- **Aufgaben**
• 1. Tippe aus dem VwGH-Beschluss den Abschnitt ab, der mit „Die Revision wird“ beginnt und sich bis „auf Urlaub gewesen.“ erstreckt.
• 2. Welches Datum nannte der Revisionswerber laut dem VwGH-Beschluss in seinem Einspruch für den Zugang der Strafverfügung?
• 3. Führe den VwGH-Beschluss im Anschluss an seinen letzten Satz weiter.

- **Ausgangstext**
VwGH Ra 2017/02/0081

VwGHRa 2017/02/008127.4.2017

Der Verwaltungsgerichtshof hat durch den Vorsitzenden Senatspräsident Dr. Beck und die Hofräte Dr. Lehofer und Dr. N. Bachler als Richter, unter Mitwirkung des Schriftführers Mag. Mitter, über die Revision des *****, gegen das Erkenntnis des Landesverwaltungsgerichts Niederösterreich vom 27. Februar 2017, Zl. LVwG-S-76/001-2017, betreffend Übertretungen des KFG (Partei im Sinne des § 21 Abs. 1 Z 2 VwGG: Bezirkshauptmannschaft Korneuburg), den Beschluss gefasst:

Normen

B-VG Art133 Abs4;
VwGG §34 Abs1;
ZustG §13 Abs2;

 

Spruch:

Die Revision wird zurückgewiesen.

Begründung

1 Mit Strafverfügung der BH Korneuburg vom 10. April 2014 wurde der Revisionswerber als handelsrechtlicher Geschäftsführer einer näher bezeichneten Gesellschaft verschiedener Übertretungen des KFG für schuldig erachtet, wofür über ihn Geldstrafen sowie Ersatzfreiheitsstrafen verhängt wurden.

2 Mit E-Mail vom 1. Mai 2014 erhob der Revisionswerber gegen diese Strafverfügung Einspruch an die BH Korneuburg, in dem er unter anderem angab, die Strafverfügung vom 10. April 2014 sei ihm am 28. April 2014 zugegangen, er sei von 11. April 2014 bis 27. April 2014 auf Urlaub gewesen.

Einige Datensätze:
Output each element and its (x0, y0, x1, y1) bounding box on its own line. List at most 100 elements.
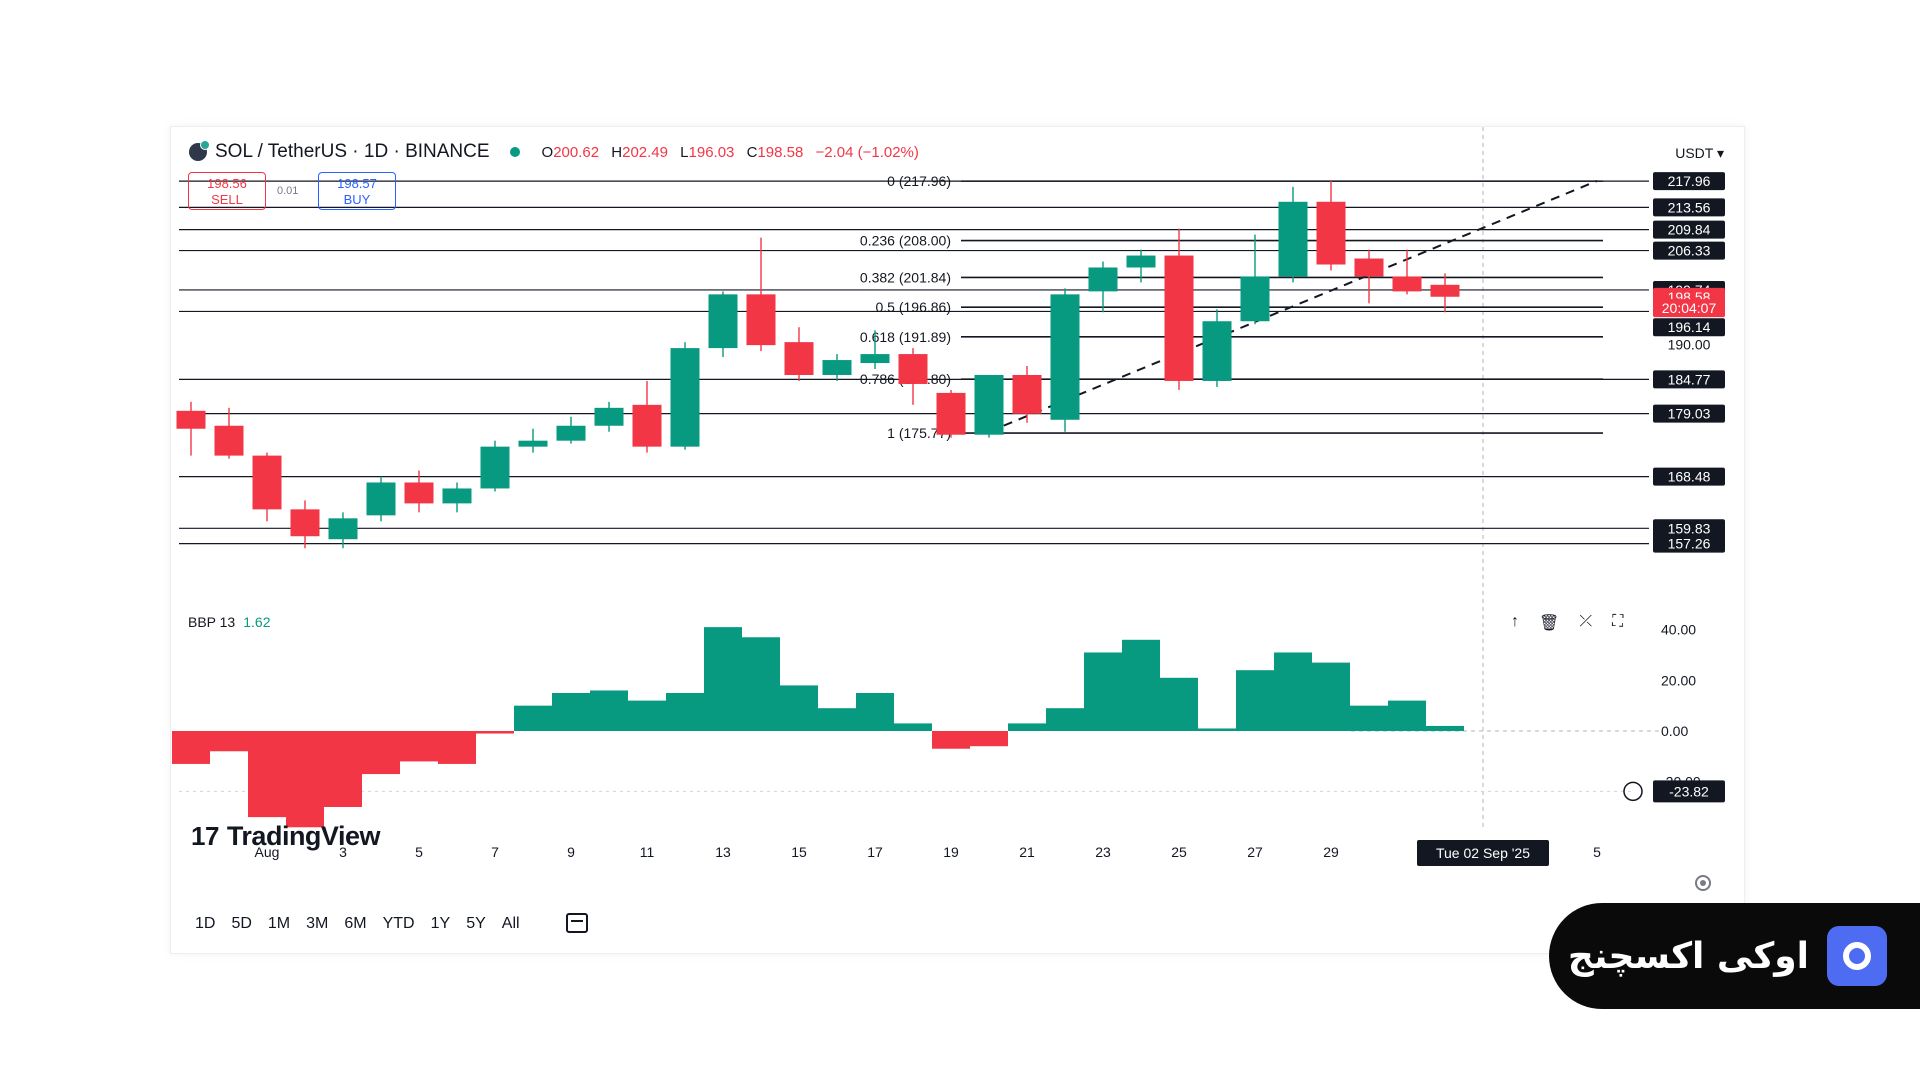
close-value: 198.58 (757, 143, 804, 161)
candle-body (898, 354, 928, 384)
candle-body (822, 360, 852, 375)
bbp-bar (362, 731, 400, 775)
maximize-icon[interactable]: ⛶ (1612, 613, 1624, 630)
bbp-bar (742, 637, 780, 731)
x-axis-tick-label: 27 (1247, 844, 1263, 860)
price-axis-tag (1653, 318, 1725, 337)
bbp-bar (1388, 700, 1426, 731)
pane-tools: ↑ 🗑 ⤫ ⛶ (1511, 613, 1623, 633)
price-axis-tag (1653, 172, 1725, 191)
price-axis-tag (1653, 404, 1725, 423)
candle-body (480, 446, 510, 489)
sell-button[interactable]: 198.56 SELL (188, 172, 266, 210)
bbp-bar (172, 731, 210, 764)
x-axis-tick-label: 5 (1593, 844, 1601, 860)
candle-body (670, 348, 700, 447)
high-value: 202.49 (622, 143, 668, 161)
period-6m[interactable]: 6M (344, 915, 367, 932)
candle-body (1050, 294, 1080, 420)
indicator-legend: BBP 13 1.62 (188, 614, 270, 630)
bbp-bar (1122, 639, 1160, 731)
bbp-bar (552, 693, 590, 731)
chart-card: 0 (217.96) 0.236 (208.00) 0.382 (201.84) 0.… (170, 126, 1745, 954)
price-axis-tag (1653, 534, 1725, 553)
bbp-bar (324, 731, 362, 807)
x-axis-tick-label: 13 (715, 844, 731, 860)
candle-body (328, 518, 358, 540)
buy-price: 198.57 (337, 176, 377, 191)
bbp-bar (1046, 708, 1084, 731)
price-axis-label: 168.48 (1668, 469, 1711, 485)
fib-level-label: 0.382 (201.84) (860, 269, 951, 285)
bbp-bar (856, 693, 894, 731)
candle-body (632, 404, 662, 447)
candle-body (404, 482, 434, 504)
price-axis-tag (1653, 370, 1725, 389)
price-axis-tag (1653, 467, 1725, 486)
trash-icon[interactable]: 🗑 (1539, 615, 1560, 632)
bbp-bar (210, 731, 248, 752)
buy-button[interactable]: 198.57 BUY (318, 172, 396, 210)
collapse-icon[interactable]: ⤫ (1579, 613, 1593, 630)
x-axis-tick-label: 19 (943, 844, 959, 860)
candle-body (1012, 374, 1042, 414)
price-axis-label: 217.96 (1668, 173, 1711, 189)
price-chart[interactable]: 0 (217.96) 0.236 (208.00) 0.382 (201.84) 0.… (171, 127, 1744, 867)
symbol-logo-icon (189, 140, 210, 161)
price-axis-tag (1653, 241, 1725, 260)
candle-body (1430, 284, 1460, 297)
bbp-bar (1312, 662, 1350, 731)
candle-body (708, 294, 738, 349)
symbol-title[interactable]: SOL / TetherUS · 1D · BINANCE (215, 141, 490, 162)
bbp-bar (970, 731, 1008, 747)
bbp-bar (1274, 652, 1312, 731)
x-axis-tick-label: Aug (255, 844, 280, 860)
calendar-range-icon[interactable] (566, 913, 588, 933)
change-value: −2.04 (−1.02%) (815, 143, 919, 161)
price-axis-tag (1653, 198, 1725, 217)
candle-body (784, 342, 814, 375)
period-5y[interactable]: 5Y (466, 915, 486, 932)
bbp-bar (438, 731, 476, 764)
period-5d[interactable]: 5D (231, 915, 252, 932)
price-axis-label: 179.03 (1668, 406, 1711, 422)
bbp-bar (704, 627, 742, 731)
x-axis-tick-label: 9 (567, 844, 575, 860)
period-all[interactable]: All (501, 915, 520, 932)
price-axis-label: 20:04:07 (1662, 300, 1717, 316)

- **Antworten**
• 1.
Die Revision wird zurückgewiesen.

Begründung

1 Mit Strafverfügung der BH Korneuburg vom 10. April 2014 wurde der Revisionswerber als handelsrechtlicher Geschäftsführer einer näher bezeichneten Gesellschaft verschiedener Übertretungen des KFG für schuldig erachtet, wofür über ihn Geldstrafen sowie Ersatzfreiheitsstrafen verhängt wurden.

2 Mit E-Mail vom 1. Mai 2014 erhob der Revisionswerber gegen diese Strafverfügung Einspruch an die BH Korneuburg, in dem er unter anderem angab, die Strafverfügung vom 10. April 2014 sei ihm am 28. April 2014 zugegangen, er sei von 11. April 2014 bis 27. April 2014 auf Urlaub gewesen.

• 2. Den 28. April 2014.

• 3.
3 Mit Bescheid vom 19. Mai 2014 wies die BH Korneuburg den gegen die Strafverfügung vom 10. April 2014 erhobenen Einspruch des Revisionswerbers vom 1. Mai 2014 als verspätet zurück. Die Strafverfügung sei am 15. April 2014 zugestellt worden, die zweiwöchige Einspruchsfrist habe am 29. April 2014 geendet. Die dagegen erhobene Beschwerde des Revisionswerbers wurde vom Verwaltungsgericht mit Erkenntnis vom 16. Dezember 2014 abgewiesen.

4 Dieses Erkenntnis wurde in der Folge vom Verwaltungsgerichtshof mit Erkenntnis vom 19. Dezember 2016, Ra 2015/02/0028, wegen Rechtswidrigkeit infolge Verletzung von Verfahrensvorschriften aufgehoben, weil das Verwaltungsgericht - trotz darauf gerichtetem Antrag des Revisionswerbers - keine mündliche Verhandlung durchgeführt hatte. Der Verwaltungsgerichtshof wies in seinem Erkenntnis darauf hin, dass das Verwaltungsgericht im fortgesetzten Verfahren zum einen zu ermitteln habe, ob die Strafverfügung der BH Korneuburg vom 10. April 2014 am 15. April 2014 wirksam an einen Ersatzempfänger im Sinne des § 16 Abs. 2 Zustellgesetz zugestellt wurde; zum anderen werde durch Aufnahme geeigneter Beweise die Frage zu klären sein, ob der Revisionswerber, wie von ihm vorgebracht, von 11. April 2014 bis 27. April 2014 von der Abgabestelle abwesend war.

5 In der Folge führte das Verwaltungsgericht eine mündliche Verhandlung durch, in der unter anderem der Revisionswerber sowie drei Zeugen einvernommen wurden.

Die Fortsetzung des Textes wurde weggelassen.